▸ GIVEN PROBLEM 1
According to the article below about "House of Cards," in what month and year did the series debut?
▸ GIVEN PROBLEM 2
Name every person mentioned in the article below about "House of Cards."

>> START ARTICLE

So to hang it up now felt appropriate, Wright says. “We were running out of ideas. How do you trump that one — no pun intended? With our show, so often I think people are like, ‘That would never happen.’ The willing suspension of belief is thrown out the window. It definitely could happen [now].”
The show’s end also comes as Netflix, which it and Spacey helped establish as a purveyor of original content, seems intent on world domination.
Five years before Netflix was tying HBO for most Emmy wins this year (23 each) and spending billions upon billions on original series, the fast-growing company was bracing for the launch of its first original series. Long reliant on content from other studios (whether in renting DVDs of old movies and TV shows or being a hub for streaming it), Netflix banked on an adaptation of a British miniseries to be its entry point into original programming and its ambitions for dominance in Hollywood.
“House of Cards,” developed by Beau Willimon and directed, at least at the start, by film director David Fincher (“The Social Network”), made its debut in February 2013. And in a departure from its broadcast and cable brethren, it released all episodes in the season at the same time, a once-quaint notion. The show set in motion the rattling of traditional television, becoming the first streaming-only original series to get nominated in major Emmy categories in 2013. Over the course of its first five seasons, it nabbed 46 Emmy nominations and six wins.
Its conclusion — along with the recent announcement that “Orange Is the New Black,” another flagship series for Netflix, will end next year — brings a close to a defining chapter in the company’s push to be a global entertainment juggernaut.
“It was the series that really started it all for us in original programming,” says Cindy Holland, Netflix's vice president of original content. “It wasn’t that long ago when content on the internet consisted of user-generated content on YouTube and other places. We knew that we wanted to start with something that was just as good as anything you see on television — but better, frankly, was the standard we wanted to hold ourselves to. We took a big risk and ordered two seasons right out of the gate. And launched the first season all at once. Those were watershed moments for Netflix original series, but also for streaming and the larger television industry.”

>> END ARTICLE
>> START COLLECTED MATERIAL

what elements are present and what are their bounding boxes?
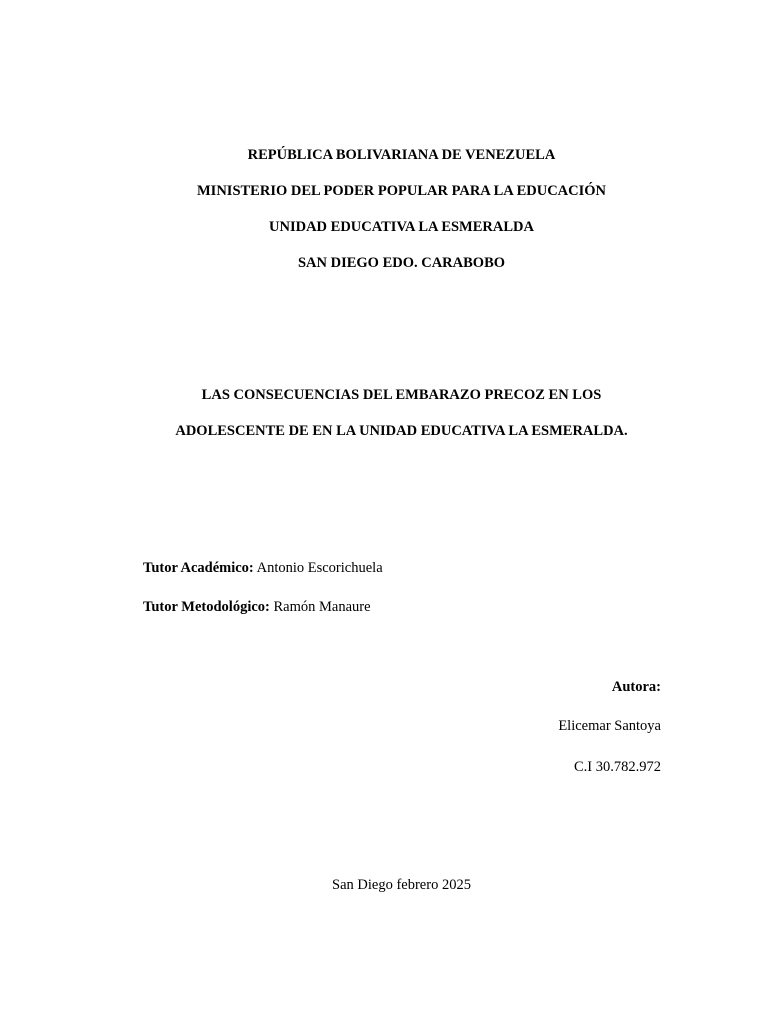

>> END COLLECTED MATERIAL

▸ WORKED SOLUTION 1
February 2013

▸ WORKED SOLUTION 2
Wright, Spacey, Beau Willimon, David Fincher, Cindy Holland